:: Stored records ::
_ _ _ _ _

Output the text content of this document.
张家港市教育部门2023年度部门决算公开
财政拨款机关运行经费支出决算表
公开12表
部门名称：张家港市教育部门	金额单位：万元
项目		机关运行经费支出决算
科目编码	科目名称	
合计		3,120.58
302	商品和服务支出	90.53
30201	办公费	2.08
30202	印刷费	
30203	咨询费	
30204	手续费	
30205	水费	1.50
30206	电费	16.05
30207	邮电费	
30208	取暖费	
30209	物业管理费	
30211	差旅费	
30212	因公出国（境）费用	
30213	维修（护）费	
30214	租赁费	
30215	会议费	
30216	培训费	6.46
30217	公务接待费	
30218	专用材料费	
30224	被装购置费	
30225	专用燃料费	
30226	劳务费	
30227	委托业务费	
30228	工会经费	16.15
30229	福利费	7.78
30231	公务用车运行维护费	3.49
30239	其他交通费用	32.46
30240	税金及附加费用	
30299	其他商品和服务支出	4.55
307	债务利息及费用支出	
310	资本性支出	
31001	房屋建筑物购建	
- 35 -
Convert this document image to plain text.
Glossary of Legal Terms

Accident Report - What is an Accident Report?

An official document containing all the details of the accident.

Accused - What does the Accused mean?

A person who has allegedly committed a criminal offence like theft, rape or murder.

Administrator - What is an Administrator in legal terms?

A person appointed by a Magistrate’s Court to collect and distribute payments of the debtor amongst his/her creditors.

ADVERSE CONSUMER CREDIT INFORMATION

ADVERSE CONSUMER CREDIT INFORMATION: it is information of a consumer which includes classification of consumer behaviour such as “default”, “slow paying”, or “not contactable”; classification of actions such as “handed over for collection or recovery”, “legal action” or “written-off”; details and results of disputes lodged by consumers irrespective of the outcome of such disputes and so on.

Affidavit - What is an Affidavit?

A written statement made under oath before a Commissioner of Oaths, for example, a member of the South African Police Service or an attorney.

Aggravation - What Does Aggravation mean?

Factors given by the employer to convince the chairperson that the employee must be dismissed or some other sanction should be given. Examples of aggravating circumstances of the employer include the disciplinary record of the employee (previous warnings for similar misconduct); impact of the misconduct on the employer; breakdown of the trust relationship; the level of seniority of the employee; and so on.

_ _ _ _ _

:: Task requirements ::
Search the records for the word "text", then list every line that has it.

:: Task solution ::
Output the text content of this document.
Convert this document image to plain text.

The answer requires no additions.